- _Stated problem_:
Continue the forum thread about the broken Manfrotto tripod from the point where it stops.

- _Extract to read_:
# Manfrotto tripod



## dickgrafixstop (Jun 12, 2012)

I recently purchased a Manfrotto tripod - model 785b - a seemingly attractive light duty version with an interesting
pistol grip ball head. Within weeks one of the cheap plastic leg logs was broken. While it's still useable - albeit missing one of the segments, I am disappointed by the lousy quality of what I had previously considered a 
reliable brand. Even worse than the product quality is the customer service of Manfrotto. There is no repair service, no replacement service and you get basically a "should have bought a heavier duty model so live with it"
answer. Anyone else have trouble with this company? Any recommendations on a better light duty tripod?
Thanks 
Dick


----------



## Kernuak (Jun 12, 2012)

Before purchasing a tripod and before anyone can recommend anything, the equipment being used on the tripod needs to be considered.


----------



## D_Rochat (Jun 12, 2012)

There's a saying for tripods. Light, cheap and sturdy, you can only have two..... Something along those lines. Have a look at the Manfrotto 190xprob. It's like a lighter, more compact version of the 055xprob which is a great tripod. I have a 055 and some manfrotto compact POS and the build quality is drastically different.


----------



## paulc (Jun 12, 2012)

I've got the 055xprob as well and I'm convinced that the design was tested and approved by mafia hitmen before being released for photographic use.


----------



## cezargalang (Jun 12, 2012)

What did you expect when you bought a plastic-ish tripod? It's only made for lightweight gear. So tell us, what were you using on it? i have a 055xprob and the quality is excellent. A friend of mine has a really old manfrotto, and it still works perfectly.

If you want a good tripod, it comes with a price. What did you expect out of a plastic-ish tripod?


----------



## AdamJ (Jun 12, 2012)

cezargalang said:


> What did you expect when you bought a plastic-ish tripod? It's only made for lightweight gear. So tell us, what were you using on it? i have a 055xprob and the quality is excellent. A friend of mine has a really old manfrotto, and it still works perfectly.
> 
> If you want a good tripod, it comes with a price. What did you expect out of a plastic-ish tripod?



Are you saying you wouldn't expect a lower-line tripod from a major brand to last more than a couple of weeks? I think he had a right to expect any tripod, let alone a Manfrotto, to last more than a couple of weeks. And the lever locks on most tripods are made of plastic, anyway. If I were him, I'd kick up a big stink until I got a refund or replacement.


----------



## Albi86 (Jun 13, 2012)

AdamJ said:


> Are you saying you wouldn't expect a lower-line tripod from a major brand to last more than a couple of weeks?



Yes, if the major brands clearly states that it supports up to 1Kg/2.2lbs and you load a lot more weight on it.


----------



## AdamJ (Jun 13, 2012)

Albi86 said:


> AdamJ said:
> 
> 
> > Are you saying you wouldn't expect a lower-line tripod from a major brand to last more than a couple of weeks?
> ...



Who said the OP's tripod was overloaded?

I've heard several times in the past of lever locks breaking, typically not through overloading but usually because the plastic levers snap when opening or closing them.

- _Given records_:

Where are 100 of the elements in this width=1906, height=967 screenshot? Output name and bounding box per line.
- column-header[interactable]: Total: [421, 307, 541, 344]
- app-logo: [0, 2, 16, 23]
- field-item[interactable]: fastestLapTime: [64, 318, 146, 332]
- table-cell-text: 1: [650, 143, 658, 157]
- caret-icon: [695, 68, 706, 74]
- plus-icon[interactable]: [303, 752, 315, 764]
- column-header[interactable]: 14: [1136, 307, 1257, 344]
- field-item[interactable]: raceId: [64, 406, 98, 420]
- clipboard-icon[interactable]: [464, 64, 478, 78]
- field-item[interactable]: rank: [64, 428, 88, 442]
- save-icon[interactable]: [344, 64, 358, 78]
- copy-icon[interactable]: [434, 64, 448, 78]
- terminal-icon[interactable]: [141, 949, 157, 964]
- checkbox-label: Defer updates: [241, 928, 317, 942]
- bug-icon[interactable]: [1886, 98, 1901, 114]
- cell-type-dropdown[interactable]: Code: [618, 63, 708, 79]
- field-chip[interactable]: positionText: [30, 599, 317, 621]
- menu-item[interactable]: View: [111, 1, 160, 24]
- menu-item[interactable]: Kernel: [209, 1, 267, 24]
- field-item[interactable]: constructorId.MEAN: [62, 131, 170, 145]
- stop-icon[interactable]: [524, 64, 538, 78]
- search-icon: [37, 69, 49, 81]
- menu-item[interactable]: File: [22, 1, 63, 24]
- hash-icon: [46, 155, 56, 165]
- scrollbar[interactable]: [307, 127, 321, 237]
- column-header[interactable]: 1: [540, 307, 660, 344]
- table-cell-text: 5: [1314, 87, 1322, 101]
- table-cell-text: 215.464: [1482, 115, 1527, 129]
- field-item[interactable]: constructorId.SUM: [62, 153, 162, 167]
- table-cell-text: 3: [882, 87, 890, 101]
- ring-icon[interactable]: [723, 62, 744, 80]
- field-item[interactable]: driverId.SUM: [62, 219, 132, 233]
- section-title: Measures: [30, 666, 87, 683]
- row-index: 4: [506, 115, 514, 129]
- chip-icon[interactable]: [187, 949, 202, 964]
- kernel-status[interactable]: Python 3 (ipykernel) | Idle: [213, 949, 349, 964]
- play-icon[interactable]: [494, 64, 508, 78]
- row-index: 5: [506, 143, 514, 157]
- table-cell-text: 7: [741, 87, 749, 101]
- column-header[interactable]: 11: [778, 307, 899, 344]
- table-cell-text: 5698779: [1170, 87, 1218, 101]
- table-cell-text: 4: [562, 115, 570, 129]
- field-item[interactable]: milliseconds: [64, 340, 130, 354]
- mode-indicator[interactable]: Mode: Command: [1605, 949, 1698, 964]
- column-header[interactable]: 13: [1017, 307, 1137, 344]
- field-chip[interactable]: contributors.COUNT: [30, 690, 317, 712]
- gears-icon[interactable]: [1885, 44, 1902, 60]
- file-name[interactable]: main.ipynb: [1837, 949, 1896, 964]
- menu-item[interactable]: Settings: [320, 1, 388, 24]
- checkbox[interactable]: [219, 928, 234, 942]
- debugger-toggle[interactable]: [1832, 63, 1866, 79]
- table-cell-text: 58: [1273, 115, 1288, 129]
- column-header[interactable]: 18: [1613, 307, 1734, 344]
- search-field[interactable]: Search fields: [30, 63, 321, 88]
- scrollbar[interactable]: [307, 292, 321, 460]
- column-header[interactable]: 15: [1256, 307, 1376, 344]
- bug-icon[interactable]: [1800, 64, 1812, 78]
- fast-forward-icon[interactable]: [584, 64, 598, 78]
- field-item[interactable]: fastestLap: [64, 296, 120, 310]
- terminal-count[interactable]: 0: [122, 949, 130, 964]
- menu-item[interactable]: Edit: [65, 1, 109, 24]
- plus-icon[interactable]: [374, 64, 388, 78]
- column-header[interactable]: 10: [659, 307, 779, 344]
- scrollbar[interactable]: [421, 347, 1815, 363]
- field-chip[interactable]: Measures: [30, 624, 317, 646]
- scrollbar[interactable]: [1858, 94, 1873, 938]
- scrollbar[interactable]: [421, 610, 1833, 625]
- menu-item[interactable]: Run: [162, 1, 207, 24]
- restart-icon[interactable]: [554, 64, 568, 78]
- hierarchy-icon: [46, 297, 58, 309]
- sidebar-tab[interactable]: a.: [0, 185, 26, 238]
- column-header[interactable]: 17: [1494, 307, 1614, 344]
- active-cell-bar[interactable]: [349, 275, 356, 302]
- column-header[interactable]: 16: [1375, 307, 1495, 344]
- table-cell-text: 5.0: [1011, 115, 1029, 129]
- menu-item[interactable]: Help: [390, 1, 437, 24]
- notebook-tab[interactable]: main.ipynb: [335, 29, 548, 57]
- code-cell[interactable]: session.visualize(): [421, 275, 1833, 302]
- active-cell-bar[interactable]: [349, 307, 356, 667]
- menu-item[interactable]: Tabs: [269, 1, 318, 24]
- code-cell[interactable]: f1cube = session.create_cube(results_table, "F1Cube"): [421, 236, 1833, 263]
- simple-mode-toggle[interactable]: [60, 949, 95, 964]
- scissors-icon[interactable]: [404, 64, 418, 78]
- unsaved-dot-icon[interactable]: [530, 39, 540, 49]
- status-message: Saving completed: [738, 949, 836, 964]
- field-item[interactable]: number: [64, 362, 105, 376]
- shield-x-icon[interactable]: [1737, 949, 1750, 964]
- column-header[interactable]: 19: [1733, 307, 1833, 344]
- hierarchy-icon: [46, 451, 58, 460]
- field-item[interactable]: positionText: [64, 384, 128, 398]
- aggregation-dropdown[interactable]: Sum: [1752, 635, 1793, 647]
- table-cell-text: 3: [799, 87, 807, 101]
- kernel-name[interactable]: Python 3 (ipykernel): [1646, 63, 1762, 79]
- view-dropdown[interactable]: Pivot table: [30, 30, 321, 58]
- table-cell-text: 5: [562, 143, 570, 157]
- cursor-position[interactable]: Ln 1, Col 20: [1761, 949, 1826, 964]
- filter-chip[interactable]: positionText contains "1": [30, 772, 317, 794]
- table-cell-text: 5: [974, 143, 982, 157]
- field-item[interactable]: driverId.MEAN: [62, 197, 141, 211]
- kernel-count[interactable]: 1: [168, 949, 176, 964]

- _Task result_:
----------



## thebowtie (Jun 13, 2012)

Albi86 said:


> AdamJ said:
> 
> 
> > Are you saying you wouldn't expect a lower-line tripod from a major brand to last more than a couple of weeks?
> ...


In Australia the Consumer laws are clear - the concept of 'merchantability' applies to provide a statutory implied warranty - so unless you really exceeded the load specification, it is the manufacturer's responsibility that any product should be made well enough that a consumer could expect a reasonable service life (not measured in days or weeks).
The remedy for the consumer would be to return the defective goods to the retailer / point of purchase (not the manufacturer).
Your mileage in other countries will vary.
Off-topic - could this be a reason for the price variation between countries ("grey market") - to cover cost of warranty in Australia?


----------



## Albi86 (Jun 13, 2012)

AdamJ said:


> Albi86 said:
> 
> 
> > AdamJ said:
> ...



It's not difficult to go over 1Kg of load. Even if you inadvertently lean on the tripod when manouvering the camera you overload it.



thebowtie said:


> Albi86 said:
> 
> 
> > AdamJ said:
> ...



In Italy it's the same, but considering it's a really light-duty tripod, how can you demonstrate that the product was defective and that you didn't overload it? Warranty of course doesn't cover damages derived from improper use.


----------



## AdamJ (Jun 13, 2012)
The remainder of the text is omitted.